### Challenge:
All lines from the one with "Give me a plain-text" to the end need to be copied exactly, with nothing before them.

Data entries
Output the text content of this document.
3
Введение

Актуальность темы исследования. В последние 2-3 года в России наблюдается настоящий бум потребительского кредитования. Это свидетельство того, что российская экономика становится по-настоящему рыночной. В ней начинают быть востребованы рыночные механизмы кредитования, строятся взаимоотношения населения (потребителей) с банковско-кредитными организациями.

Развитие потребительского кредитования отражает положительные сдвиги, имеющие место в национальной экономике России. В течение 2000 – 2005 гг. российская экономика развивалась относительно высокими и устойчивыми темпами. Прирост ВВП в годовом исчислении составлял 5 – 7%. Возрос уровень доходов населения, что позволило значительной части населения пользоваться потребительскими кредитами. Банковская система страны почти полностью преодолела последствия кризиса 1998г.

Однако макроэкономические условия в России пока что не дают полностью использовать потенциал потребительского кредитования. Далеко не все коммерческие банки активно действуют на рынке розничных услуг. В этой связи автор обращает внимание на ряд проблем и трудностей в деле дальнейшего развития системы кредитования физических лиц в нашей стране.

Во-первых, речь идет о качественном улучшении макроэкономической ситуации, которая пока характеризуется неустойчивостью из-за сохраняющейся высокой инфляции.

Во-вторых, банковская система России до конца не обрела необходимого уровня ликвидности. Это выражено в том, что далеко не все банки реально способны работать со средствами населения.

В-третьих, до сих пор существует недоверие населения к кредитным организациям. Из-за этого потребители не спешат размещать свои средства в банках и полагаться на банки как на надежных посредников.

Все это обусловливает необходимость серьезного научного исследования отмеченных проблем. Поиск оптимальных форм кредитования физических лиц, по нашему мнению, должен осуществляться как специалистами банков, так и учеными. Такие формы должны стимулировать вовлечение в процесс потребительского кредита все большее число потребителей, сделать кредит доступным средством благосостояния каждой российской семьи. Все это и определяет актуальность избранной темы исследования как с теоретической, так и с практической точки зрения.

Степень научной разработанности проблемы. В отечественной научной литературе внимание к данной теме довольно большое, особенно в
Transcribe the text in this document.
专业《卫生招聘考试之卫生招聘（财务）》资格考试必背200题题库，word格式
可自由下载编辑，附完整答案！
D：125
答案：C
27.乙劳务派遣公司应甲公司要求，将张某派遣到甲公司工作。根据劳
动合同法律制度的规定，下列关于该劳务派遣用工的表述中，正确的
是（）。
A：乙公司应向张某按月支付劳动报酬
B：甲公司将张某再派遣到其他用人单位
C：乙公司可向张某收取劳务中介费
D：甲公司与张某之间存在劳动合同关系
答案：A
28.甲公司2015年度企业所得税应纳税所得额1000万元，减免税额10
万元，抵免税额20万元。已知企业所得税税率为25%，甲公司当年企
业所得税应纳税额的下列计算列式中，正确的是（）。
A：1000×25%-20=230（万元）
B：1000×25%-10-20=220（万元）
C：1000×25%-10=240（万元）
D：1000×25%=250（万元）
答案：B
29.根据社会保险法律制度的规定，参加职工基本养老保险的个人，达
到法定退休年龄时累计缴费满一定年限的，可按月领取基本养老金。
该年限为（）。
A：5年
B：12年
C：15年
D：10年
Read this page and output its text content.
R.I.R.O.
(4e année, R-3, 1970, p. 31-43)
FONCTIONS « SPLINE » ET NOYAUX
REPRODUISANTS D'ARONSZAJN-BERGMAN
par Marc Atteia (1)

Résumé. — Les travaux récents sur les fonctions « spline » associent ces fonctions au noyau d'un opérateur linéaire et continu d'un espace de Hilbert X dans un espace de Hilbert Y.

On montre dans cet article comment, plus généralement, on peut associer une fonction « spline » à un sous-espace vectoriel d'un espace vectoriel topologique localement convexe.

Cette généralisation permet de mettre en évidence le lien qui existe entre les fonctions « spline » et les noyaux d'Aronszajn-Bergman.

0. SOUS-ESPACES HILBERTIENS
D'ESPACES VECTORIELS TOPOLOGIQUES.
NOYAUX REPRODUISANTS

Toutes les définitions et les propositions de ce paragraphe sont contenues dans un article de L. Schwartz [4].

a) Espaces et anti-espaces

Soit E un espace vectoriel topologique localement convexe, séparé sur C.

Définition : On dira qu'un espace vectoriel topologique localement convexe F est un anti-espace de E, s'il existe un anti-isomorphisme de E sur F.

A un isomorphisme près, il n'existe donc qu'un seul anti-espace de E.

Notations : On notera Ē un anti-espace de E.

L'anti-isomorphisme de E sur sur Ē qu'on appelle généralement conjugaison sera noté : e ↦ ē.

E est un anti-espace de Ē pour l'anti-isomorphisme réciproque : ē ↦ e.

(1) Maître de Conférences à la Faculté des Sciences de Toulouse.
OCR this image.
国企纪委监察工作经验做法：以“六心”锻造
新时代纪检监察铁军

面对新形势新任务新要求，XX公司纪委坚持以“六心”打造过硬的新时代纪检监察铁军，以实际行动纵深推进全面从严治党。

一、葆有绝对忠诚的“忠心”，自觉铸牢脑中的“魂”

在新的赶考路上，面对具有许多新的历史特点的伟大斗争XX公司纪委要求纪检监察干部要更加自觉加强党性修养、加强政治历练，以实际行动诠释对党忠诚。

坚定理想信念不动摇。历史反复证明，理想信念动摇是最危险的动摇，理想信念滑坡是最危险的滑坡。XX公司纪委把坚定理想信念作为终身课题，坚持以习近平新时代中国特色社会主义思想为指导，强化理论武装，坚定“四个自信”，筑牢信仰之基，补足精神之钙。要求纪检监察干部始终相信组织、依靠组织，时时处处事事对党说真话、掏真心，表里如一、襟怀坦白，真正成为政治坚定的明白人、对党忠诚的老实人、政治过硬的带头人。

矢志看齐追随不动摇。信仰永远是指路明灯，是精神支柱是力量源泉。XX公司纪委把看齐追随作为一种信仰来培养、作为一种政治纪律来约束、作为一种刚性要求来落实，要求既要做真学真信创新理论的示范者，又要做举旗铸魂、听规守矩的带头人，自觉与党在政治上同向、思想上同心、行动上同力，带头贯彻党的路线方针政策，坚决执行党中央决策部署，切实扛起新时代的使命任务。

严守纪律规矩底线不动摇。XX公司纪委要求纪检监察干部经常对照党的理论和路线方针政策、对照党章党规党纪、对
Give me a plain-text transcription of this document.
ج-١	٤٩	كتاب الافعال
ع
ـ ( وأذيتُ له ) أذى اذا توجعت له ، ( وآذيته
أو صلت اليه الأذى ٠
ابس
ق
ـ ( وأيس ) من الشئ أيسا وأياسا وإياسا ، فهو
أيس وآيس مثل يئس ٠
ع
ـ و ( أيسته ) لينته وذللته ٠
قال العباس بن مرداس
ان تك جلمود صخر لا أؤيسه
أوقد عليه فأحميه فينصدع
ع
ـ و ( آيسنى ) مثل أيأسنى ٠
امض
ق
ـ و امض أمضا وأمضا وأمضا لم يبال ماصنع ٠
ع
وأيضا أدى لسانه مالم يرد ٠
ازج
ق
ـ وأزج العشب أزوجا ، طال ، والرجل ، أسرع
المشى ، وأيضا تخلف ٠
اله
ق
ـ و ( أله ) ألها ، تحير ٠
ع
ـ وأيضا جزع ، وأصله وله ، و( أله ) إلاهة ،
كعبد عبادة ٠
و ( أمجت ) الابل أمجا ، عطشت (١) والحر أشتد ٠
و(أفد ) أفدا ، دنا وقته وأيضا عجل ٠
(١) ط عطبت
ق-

### Expected answer:
Give me a plain-text transcription of this document.
ج-١	٤٩	كتاب الافعال
ع
ـ ( وأذيتُ له ) أذى اذا توجعت له ، ( وآذيته
أو صلت اليه الأذى ٠
ابس
ق
ـ ( وأيس ) من الشئ أيسا وأياسا وإياسا ، فهو
أيس وآيس مثل يئس ٠
ع
ـ و ( أيسته ) لينته وذللته ٠
قال العباس بن مرداس
ان تك جلمود صخر لا أؤيسه
أوقد عليه فأحميه فينصدع
ع
ـ و ( آيسنى ) مثل أيأسنى ٠
امض
ق
ـ و امض أمضا وأمضا وأمضا لم يبال ماصنع ٠
ع
وأيضا أدى لسانه مالم يرد ٠
ازج
ق
ـ وأزج العشب أزوجا ، طال ، والرجل ، أسرع
المشى ، وأيضا تخلف ٠
اله
ق
ـ و ( أله ) ألها ، تحير ٠
ع
ـ وأيضا جزع ، وأصله وله ، و( أله ) إلاهة ،
كعبد عبادة ٠
و ( أمجت ) الابل أمجا ، عطشت (١) والحر أشتد ٠
و(أفد ) أفدا ، دنا وقته وأيضا عجل ٠
(١) ط عطبت
ق-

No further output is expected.